Goal of the exercise: Pull out all lines from the listing below in which the word "Wind" appears.
*** Material to process ***
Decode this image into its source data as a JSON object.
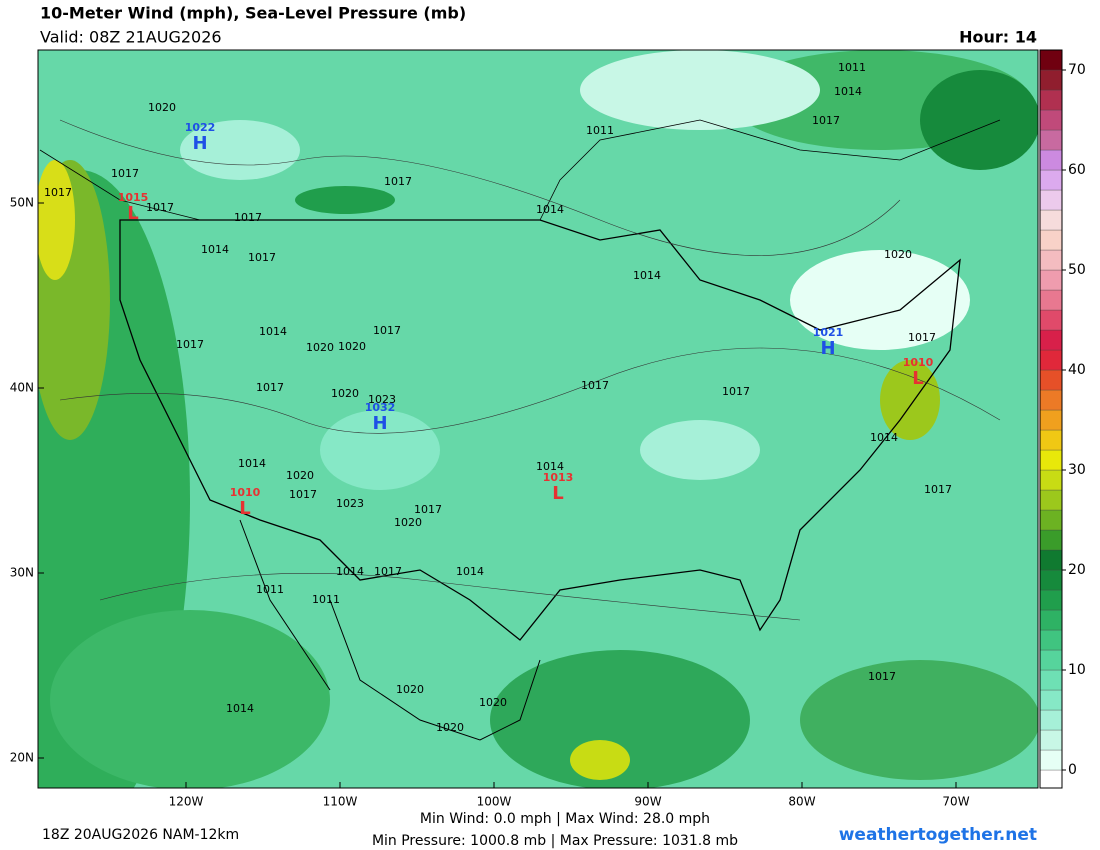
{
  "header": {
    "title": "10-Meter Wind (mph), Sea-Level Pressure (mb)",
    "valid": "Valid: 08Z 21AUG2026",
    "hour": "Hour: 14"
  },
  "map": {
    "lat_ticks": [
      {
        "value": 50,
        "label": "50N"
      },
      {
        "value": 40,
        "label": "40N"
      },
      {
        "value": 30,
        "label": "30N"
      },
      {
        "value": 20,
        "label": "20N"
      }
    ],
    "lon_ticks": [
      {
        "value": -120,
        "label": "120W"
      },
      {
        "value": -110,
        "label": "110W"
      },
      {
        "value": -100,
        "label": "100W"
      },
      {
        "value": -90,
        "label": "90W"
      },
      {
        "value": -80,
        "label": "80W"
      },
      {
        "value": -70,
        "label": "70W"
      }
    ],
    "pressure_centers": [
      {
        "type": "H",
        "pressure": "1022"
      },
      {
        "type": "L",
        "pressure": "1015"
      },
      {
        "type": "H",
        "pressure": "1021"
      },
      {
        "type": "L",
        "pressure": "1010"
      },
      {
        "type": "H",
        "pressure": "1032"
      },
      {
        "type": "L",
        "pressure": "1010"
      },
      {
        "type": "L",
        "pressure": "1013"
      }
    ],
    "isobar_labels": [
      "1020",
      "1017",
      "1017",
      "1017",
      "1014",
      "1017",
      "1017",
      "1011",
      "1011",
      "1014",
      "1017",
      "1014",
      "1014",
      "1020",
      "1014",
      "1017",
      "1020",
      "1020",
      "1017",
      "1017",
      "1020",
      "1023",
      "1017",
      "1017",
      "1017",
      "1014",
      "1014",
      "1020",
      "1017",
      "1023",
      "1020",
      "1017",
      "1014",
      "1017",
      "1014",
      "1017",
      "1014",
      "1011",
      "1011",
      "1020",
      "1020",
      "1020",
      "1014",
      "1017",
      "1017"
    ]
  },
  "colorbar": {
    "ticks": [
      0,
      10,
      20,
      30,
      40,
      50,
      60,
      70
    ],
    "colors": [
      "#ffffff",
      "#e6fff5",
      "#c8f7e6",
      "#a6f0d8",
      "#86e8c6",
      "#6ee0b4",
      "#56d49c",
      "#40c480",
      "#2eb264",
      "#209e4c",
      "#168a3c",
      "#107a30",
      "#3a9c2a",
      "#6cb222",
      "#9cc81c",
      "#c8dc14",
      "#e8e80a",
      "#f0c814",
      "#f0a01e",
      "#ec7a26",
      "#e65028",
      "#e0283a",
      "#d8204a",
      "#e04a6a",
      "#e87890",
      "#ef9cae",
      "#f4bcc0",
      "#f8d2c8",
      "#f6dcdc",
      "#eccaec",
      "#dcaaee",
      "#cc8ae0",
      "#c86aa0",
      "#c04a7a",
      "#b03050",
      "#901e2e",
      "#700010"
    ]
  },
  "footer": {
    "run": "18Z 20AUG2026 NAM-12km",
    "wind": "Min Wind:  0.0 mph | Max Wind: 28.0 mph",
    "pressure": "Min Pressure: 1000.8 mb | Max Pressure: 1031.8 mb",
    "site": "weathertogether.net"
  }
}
***
*** Material to process ***
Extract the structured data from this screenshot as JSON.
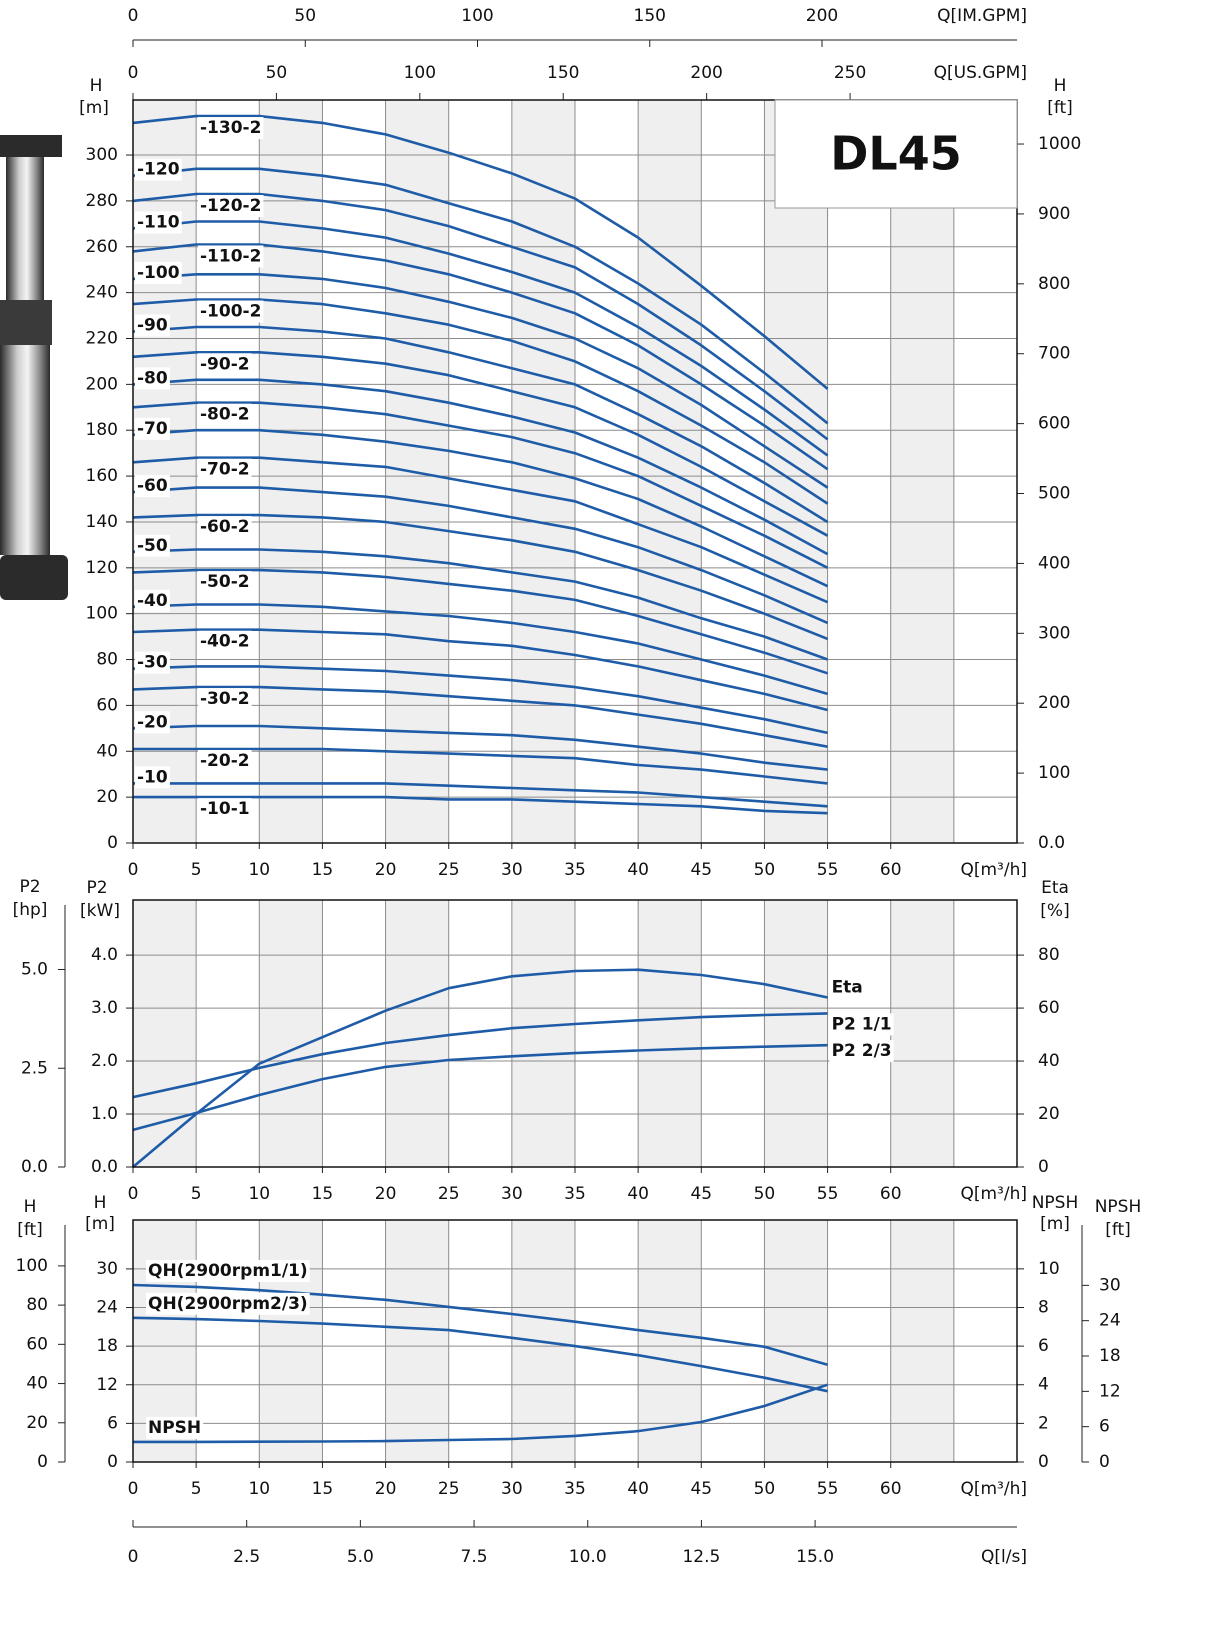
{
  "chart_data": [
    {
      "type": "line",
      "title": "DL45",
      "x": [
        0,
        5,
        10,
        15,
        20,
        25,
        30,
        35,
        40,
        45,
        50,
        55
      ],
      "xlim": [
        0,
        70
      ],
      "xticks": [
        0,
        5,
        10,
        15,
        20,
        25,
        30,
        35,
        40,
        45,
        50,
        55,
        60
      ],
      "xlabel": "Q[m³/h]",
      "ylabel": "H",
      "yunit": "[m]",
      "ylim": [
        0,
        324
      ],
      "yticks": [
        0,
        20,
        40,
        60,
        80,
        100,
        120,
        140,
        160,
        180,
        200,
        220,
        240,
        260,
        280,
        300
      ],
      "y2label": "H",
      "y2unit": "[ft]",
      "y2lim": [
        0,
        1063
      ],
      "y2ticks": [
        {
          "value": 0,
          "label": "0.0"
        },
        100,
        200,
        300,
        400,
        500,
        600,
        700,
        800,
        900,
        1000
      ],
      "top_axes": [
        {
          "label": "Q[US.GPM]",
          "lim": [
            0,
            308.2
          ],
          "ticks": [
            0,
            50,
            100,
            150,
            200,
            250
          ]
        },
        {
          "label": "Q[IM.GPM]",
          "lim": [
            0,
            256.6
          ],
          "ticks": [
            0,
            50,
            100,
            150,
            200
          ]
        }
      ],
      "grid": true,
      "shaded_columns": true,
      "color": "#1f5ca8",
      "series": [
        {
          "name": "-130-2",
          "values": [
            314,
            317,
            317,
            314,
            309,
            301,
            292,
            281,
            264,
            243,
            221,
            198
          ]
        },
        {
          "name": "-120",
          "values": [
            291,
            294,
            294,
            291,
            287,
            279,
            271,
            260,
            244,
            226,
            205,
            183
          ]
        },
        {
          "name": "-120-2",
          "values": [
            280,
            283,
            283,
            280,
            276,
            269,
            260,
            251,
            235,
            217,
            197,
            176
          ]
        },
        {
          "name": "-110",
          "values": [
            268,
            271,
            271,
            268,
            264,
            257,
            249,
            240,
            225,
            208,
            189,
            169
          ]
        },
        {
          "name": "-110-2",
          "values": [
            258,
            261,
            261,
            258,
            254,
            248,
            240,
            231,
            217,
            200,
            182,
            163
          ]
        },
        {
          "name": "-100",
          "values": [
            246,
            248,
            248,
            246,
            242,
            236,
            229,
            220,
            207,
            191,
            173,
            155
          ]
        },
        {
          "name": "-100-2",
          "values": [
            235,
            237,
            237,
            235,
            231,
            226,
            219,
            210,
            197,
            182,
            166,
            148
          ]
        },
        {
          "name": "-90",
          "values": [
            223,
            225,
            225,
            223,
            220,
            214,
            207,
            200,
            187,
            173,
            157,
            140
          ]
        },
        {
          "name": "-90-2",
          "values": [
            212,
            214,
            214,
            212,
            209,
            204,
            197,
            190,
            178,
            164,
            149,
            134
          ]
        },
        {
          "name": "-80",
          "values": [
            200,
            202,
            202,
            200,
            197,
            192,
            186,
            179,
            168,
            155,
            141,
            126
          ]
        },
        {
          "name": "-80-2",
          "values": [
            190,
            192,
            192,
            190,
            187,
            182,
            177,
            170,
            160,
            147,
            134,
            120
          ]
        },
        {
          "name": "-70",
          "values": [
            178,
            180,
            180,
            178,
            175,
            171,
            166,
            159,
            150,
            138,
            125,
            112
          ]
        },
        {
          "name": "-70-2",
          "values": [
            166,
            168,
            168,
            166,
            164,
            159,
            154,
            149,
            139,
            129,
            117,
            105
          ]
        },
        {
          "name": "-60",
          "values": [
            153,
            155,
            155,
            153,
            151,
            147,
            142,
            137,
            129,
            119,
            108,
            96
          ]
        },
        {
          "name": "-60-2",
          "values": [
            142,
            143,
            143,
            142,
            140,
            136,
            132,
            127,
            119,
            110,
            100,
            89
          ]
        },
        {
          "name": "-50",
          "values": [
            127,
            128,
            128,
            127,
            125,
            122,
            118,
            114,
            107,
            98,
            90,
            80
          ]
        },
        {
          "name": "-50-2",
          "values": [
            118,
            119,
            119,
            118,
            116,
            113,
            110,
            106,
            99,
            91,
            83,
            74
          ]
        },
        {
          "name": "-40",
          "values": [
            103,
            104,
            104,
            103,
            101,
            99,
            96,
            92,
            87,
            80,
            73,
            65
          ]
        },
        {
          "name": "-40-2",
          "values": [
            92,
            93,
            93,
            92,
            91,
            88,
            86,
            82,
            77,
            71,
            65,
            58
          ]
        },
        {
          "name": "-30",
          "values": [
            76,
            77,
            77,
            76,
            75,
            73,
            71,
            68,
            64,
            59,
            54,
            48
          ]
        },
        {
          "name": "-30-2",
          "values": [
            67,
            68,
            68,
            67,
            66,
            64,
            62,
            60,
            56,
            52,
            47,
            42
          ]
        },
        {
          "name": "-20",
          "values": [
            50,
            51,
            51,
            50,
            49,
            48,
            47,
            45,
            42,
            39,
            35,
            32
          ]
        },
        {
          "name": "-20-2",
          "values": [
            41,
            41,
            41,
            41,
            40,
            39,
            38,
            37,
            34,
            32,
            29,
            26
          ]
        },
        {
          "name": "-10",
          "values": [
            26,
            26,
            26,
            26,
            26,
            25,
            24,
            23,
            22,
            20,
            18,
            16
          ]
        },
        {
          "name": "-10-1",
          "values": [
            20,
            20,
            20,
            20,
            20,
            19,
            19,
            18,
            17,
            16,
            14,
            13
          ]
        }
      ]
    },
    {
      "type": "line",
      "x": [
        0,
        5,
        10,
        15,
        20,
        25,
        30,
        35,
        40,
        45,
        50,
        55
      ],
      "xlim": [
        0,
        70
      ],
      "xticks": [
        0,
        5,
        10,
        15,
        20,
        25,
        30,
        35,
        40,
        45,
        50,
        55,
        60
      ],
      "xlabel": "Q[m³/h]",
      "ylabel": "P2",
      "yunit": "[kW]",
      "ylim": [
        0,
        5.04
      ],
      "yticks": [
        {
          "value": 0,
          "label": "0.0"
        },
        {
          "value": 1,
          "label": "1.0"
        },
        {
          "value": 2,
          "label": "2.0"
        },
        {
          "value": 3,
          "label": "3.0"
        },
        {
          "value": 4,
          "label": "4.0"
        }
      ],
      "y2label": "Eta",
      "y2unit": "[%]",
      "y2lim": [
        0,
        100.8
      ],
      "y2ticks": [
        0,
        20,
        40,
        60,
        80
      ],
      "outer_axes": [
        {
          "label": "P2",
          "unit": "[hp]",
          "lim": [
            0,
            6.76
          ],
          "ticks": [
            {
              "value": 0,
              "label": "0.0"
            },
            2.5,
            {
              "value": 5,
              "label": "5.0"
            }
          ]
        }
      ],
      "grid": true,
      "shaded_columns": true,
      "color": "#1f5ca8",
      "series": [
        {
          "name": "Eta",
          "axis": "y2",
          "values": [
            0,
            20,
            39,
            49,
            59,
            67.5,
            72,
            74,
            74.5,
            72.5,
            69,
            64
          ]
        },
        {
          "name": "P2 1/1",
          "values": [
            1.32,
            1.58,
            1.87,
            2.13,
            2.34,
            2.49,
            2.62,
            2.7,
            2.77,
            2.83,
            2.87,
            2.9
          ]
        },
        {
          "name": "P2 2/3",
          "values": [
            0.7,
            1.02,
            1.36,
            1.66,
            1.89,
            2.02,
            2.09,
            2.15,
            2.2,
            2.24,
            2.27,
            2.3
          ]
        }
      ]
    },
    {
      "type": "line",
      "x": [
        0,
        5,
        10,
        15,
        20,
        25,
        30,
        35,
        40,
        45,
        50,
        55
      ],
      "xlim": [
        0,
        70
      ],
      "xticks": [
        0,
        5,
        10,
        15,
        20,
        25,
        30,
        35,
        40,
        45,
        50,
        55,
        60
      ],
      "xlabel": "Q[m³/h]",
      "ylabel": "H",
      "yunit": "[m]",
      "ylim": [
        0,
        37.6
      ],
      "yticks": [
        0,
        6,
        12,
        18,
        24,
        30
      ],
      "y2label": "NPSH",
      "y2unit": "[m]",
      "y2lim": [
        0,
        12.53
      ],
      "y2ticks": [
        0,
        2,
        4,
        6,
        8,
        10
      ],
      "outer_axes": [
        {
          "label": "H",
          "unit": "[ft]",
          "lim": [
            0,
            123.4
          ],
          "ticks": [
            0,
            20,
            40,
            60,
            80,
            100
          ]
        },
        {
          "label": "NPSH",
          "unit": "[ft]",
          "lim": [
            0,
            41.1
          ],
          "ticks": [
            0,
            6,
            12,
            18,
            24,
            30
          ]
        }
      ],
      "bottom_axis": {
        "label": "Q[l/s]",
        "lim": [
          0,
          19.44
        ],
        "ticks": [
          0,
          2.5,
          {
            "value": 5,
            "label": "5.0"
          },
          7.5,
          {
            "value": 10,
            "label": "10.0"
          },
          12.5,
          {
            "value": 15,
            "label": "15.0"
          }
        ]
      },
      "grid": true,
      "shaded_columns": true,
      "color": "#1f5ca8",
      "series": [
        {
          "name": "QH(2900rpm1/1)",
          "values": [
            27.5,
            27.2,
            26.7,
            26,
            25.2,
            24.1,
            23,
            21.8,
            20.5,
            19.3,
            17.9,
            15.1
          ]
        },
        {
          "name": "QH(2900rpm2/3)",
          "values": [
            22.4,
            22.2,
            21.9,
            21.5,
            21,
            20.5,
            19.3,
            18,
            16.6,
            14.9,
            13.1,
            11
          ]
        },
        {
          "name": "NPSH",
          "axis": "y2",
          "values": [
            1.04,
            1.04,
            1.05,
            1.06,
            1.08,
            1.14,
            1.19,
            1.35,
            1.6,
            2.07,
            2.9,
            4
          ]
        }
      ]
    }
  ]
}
***
Output of the task:
    "title": "10-Meter Wind (mph), Sea-Level Pressure (mb)",
    "wind": "Min Wind:  0.0 mph | Max Wind: 28.0 mph",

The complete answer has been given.